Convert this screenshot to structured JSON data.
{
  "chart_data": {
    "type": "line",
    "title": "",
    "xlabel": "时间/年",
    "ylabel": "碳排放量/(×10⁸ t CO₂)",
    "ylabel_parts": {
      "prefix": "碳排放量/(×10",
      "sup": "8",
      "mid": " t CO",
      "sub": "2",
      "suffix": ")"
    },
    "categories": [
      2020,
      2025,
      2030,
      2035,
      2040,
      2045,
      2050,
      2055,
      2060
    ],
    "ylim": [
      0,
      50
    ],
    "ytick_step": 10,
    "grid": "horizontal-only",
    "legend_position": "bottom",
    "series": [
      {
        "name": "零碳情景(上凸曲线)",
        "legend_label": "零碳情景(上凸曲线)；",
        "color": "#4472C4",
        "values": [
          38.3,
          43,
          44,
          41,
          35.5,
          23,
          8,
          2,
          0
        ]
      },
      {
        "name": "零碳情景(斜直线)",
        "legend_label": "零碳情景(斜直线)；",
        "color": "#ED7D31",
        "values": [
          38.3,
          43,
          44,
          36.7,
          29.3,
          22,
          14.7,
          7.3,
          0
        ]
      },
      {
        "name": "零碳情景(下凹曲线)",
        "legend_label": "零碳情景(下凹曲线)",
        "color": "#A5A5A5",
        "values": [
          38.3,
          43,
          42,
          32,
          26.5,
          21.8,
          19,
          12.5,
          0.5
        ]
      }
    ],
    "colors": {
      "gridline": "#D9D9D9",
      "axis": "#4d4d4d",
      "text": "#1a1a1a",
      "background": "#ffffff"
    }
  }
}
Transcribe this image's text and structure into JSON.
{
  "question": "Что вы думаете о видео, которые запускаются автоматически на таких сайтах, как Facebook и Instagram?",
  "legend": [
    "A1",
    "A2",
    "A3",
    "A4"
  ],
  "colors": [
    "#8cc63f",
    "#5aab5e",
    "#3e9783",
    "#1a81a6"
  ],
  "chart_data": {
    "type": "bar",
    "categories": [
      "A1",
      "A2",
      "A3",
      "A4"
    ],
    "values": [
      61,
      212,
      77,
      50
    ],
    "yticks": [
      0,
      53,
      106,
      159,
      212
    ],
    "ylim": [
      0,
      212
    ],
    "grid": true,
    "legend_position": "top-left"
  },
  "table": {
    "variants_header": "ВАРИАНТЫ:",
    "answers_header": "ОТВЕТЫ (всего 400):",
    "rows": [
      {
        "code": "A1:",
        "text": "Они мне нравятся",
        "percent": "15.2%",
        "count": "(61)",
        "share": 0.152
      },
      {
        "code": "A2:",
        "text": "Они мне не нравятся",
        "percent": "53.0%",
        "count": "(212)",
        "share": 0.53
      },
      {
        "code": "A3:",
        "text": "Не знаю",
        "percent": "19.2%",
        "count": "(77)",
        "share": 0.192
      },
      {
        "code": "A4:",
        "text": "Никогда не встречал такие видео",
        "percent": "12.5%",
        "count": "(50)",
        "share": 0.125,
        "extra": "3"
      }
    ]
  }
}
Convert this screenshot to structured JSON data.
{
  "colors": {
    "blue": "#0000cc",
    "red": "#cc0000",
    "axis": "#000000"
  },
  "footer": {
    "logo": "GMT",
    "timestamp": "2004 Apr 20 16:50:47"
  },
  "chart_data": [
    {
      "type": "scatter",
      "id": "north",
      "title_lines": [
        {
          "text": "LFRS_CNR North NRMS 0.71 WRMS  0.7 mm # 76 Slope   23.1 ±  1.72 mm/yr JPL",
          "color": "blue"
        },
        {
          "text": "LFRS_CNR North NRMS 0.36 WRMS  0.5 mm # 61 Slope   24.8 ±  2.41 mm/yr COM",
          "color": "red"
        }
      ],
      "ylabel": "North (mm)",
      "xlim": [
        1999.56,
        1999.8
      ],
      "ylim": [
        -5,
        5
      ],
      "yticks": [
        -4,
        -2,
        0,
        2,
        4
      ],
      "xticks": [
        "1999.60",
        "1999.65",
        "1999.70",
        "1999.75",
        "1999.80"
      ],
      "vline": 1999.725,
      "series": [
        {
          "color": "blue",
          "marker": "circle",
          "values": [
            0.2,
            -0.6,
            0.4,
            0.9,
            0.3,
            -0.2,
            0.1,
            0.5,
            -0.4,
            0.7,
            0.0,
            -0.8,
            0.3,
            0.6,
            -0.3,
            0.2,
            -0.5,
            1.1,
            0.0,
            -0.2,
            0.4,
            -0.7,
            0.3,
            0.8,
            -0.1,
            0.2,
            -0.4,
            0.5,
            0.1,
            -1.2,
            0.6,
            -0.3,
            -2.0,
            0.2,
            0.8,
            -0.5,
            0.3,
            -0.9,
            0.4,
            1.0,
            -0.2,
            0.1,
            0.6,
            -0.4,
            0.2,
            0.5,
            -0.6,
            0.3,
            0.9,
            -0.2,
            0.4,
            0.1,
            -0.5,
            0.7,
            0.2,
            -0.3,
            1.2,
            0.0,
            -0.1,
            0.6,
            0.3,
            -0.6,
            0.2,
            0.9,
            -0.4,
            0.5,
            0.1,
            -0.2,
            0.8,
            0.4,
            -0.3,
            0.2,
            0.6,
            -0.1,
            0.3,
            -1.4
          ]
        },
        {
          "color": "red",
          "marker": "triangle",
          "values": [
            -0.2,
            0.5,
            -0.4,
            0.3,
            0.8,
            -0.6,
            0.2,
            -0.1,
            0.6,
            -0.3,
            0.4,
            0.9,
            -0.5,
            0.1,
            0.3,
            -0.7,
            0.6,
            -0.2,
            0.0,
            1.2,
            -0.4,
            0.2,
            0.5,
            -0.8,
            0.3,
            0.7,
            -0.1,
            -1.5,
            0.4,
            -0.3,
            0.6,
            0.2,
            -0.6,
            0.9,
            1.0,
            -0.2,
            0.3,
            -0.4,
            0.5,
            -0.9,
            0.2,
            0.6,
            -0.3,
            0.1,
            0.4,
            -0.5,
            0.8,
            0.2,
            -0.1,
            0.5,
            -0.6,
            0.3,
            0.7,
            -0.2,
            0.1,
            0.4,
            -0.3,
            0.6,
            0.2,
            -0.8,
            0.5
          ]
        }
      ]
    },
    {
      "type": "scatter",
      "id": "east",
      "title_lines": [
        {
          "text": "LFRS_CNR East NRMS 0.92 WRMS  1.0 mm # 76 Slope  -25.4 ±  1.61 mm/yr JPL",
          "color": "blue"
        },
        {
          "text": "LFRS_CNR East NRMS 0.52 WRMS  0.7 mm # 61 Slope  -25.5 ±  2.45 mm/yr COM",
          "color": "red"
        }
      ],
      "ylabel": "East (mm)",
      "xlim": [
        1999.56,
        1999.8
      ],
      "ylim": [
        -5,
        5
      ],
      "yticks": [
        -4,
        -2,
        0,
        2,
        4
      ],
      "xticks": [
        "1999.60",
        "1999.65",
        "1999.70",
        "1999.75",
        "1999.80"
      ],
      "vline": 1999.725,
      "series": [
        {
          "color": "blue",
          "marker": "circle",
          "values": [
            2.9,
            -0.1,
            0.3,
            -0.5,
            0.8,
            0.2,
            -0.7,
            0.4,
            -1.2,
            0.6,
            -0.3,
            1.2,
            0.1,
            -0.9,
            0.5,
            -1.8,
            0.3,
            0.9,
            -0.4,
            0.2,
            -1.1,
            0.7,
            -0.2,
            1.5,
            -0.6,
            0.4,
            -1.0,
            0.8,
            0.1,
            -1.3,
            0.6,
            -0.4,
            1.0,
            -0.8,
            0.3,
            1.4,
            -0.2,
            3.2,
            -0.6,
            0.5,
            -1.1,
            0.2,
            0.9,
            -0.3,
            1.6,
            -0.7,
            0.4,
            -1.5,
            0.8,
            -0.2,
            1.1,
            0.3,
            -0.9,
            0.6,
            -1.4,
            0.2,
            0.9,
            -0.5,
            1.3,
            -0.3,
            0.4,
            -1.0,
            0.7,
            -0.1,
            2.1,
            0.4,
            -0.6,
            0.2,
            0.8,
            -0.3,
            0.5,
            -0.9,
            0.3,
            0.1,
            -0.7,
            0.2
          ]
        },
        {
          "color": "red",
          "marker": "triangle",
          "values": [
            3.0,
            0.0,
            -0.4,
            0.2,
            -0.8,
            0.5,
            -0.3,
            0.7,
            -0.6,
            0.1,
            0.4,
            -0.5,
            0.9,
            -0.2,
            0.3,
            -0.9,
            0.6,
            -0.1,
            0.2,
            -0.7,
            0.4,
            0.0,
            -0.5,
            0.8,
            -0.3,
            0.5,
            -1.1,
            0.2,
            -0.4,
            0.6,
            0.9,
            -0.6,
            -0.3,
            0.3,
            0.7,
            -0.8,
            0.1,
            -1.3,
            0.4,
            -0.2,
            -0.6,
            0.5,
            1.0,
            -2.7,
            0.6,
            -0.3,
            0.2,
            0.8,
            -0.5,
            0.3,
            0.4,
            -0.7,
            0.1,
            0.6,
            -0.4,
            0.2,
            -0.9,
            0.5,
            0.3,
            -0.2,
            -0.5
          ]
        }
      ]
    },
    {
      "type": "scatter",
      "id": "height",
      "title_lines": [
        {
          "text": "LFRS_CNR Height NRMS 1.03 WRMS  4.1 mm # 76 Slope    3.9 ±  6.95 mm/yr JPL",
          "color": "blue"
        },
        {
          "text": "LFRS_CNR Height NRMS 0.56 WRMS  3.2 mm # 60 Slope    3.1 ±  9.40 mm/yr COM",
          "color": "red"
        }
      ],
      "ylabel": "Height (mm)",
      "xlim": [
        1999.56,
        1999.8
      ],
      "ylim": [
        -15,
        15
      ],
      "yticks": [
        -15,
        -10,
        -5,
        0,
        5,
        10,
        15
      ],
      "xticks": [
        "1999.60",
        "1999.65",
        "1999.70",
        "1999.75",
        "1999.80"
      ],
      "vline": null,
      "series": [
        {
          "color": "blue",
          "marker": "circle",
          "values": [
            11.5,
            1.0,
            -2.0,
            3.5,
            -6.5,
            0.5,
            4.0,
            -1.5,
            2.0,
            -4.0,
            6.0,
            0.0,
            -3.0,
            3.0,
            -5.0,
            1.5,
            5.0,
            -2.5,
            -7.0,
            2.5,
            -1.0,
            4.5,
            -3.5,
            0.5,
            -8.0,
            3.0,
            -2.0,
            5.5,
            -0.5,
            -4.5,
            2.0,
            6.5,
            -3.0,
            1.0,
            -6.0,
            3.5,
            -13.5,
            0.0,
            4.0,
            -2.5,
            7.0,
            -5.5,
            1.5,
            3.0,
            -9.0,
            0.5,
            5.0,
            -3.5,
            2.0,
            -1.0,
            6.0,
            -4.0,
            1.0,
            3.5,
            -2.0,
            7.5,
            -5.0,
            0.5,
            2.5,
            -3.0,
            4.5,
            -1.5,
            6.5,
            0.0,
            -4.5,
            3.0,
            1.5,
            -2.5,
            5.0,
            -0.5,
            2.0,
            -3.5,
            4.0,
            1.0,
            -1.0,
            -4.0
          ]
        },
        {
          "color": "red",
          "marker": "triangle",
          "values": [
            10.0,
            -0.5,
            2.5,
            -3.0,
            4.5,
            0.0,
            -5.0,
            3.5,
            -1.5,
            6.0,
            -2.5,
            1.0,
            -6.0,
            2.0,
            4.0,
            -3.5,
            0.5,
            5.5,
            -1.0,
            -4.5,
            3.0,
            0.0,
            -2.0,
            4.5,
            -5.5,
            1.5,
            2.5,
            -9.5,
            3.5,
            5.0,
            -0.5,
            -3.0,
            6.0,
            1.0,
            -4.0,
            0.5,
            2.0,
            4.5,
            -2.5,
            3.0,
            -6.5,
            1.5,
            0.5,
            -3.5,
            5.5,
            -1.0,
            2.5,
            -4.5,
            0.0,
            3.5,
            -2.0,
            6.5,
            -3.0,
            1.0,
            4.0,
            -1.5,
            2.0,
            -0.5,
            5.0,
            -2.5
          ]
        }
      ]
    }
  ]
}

## WHAT THE TASK ASKS
Copy every line that contains the string "percent".

## REPLY TO THE EXERCISE
        "percent": "15.2%",
        "percent": "53.0%",
        "percent": "19.2%",
        "percent": "12.5%",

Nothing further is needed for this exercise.